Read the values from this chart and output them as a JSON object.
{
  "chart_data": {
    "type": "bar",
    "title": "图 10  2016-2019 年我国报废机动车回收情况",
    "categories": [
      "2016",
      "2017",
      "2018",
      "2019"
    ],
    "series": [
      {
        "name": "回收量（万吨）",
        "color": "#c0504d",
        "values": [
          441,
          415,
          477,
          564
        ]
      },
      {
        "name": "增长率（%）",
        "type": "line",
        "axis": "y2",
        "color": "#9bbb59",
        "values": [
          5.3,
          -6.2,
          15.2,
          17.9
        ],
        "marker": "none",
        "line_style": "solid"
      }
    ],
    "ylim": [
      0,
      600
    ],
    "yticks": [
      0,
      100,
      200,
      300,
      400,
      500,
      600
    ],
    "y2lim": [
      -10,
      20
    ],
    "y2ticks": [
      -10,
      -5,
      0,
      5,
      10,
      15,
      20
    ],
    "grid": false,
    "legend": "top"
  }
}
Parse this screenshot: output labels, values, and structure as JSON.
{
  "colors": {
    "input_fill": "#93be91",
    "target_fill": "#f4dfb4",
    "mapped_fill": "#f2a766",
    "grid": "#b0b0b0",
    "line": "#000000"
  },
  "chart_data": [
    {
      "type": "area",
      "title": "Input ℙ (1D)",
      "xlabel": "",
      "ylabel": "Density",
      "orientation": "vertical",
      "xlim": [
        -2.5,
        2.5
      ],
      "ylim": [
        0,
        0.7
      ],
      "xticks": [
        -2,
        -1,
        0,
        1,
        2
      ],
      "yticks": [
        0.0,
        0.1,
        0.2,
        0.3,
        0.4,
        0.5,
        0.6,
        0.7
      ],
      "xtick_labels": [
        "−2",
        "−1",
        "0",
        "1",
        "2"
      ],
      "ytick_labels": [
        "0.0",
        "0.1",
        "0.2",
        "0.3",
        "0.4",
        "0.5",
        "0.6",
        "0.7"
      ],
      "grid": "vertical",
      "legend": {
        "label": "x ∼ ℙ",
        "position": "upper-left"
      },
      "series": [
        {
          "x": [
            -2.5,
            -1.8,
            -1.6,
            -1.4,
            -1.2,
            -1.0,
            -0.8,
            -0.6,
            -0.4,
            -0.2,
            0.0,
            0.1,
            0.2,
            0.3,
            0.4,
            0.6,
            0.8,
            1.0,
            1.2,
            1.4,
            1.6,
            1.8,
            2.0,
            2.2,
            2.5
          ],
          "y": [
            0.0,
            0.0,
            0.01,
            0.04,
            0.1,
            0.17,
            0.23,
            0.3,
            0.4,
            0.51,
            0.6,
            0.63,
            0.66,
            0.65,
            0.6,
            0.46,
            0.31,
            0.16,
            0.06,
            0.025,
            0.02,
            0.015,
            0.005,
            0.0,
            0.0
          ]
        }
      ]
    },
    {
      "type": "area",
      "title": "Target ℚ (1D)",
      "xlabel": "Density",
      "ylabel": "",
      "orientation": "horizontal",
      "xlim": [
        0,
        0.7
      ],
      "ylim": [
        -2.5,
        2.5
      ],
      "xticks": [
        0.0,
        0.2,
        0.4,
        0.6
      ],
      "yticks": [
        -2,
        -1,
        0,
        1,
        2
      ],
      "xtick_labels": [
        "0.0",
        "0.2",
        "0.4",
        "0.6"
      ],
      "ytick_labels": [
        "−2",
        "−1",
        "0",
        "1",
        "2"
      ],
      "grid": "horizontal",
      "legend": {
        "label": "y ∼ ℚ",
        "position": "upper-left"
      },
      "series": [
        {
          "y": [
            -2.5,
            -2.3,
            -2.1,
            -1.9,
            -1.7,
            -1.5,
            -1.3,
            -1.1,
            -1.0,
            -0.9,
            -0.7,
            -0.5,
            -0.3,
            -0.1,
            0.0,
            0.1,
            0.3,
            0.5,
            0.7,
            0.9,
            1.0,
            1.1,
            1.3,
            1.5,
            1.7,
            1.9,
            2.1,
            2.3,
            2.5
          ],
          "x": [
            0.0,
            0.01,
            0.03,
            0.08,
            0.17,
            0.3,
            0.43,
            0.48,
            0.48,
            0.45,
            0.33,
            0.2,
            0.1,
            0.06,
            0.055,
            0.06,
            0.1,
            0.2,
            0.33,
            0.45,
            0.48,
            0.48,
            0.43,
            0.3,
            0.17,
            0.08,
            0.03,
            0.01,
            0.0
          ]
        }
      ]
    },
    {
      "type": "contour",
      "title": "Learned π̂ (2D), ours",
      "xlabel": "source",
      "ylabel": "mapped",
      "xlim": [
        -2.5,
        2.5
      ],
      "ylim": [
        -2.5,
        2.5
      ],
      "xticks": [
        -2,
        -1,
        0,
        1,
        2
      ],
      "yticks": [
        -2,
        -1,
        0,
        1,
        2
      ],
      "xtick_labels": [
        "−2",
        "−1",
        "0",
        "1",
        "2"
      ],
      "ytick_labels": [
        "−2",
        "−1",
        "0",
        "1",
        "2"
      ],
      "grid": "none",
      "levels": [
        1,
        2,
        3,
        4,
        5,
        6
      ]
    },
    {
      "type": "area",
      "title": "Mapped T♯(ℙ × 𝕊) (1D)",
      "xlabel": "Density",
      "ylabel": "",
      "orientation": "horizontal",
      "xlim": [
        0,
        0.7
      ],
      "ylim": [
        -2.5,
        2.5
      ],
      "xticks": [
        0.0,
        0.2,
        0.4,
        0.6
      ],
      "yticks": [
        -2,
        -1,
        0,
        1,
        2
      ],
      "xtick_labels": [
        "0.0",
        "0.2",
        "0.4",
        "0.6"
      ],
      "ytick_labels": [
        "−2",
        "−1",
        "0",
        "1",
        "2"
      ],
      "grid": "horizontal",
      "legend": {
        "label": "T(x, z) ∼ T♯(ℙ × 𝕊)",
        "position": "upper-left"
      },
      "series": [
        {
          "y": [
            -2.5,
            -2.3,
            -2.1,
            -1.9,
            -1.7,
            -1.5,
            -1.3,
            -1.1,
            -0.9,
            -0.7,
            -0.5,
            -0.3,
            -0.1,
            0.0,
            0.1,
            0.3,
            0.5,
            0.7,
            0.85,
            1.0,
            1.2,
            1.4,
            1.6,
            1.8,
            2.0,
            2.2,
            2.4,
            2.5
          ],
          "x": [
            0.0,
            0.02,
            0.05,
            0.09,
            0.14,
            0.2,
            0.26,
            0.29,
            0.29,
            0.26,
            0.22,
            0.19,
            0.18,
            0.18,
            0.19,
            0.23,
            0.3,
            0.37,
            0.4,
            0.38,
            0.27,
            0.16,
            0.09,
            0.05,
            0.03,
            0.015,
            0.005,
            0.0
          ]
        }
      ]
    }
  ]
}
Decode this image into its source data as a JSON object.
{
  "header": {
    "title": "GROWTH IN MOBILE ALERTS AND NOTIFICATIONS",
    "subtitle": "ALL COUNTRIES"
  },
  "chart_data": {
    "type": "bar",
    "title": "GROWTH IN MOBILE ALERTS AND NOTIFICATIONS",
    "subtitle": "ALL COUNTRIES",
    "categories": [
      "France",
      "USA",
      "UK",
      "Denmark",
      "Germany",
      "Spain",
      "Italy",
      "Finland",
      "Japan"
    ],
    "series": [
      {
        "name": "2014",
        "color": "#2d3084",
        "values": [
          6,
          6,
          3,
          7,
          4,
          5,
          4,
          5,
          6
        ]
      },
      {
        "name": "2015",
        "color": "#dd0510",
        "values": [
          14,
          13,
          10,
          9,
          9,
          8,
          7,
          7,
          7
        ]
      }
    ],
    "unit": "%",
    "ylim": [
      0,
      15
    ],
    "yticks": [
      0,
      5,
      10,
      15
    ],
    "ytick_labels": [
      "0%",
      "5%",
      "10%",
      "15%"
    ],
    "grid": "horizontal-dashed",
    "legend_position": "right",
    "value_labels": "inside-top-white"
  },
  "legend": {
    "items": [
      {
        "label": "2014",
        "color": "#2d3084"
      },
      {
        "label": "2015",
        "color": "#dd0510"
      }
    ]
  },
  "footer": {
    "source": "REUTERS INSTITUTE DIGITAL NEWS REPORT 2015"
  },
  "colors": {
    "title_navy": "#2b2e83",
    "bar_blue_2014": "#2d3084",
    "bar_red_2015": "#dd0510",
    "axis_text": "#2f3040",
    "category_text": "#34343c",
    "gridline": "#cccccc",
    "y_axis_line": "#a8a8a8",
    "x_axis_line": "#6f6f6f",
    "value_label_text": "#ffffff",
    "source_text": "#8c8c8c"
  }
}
☆ ☆ ☆ ☆
Return the lines above, from the one containing "Decode this image" to the end, exactly as they stand.

Decode this image into its source data as a JSON object.
{
  "header": {
    "title": "GROWTH IN MOBILE ALERTS AND NOTIFICATIONS",
    "subtitle": "ALL COUNTRIES"
  },
  "chart_data": {
    "type": "bar",
    "title": "GROWTH IN MOBILE ALERTS AND NOTIFICATIONS",
    "subtitle": "ALL COUNTRIES",
    "categories": [
      "France",
      "USA",
      "UK",
      "Denmark",
      "Germany",
      "Spain",
      "Italy",
      "Finland",
      "Japan"
    ],
    "series": [
      {
        "name": "2014",
        "color": "#2d3084",
        "values": [
          6,
          6,
          3,
          7,
          4,
          5,
          4,
          5,
          6
        ]
      },
      {
        "name": "2015",
        "color": "#dd0510",
        "values": [
          14,
          13,
          10,
          9,
          9,
          8,
          7,
          7,
          7
        ]
      }
    ],
    "unit": "%",
    "ylim": [
      0,
      15
    ],
    "yticks": [
      0,
      5,
      10,
      15
    ],
    "ytick_labels": [
      "0%",
      "5%",
      "10%",
      "15%"
    ],
    "grid": "horizontal-dashed",
    "legend_position": "right",
    "value_labels": "inside-top-white"
  },
  "legend": {
    "items": [
      {
        "label": "2014",
        "color": "#2d3084"
      },
      {
        "label": "2015",
        "color": "#dd0510"
      }
    ]
  },
  "footer": {
    "source": "REUTERS INSTITUTE DIGITAL NEWS REPORT 2015"
  },
  "colors": {
    "title_navy": "#2b2e83",
    "bar_blue_2014": "#2d3084",
    "bar_red_2015": "#dd0510",
    "axis_text": "#2f3040",
    "category_text": "#34343c",
    "gridline": "#cccccc",
    "y_axis_line": "#a8a8a8",
    "x_axis_line": "#6f6f6f",
    "value_label_text": "#ffffff",
    "source_text": "#8c8c8c"
  }
}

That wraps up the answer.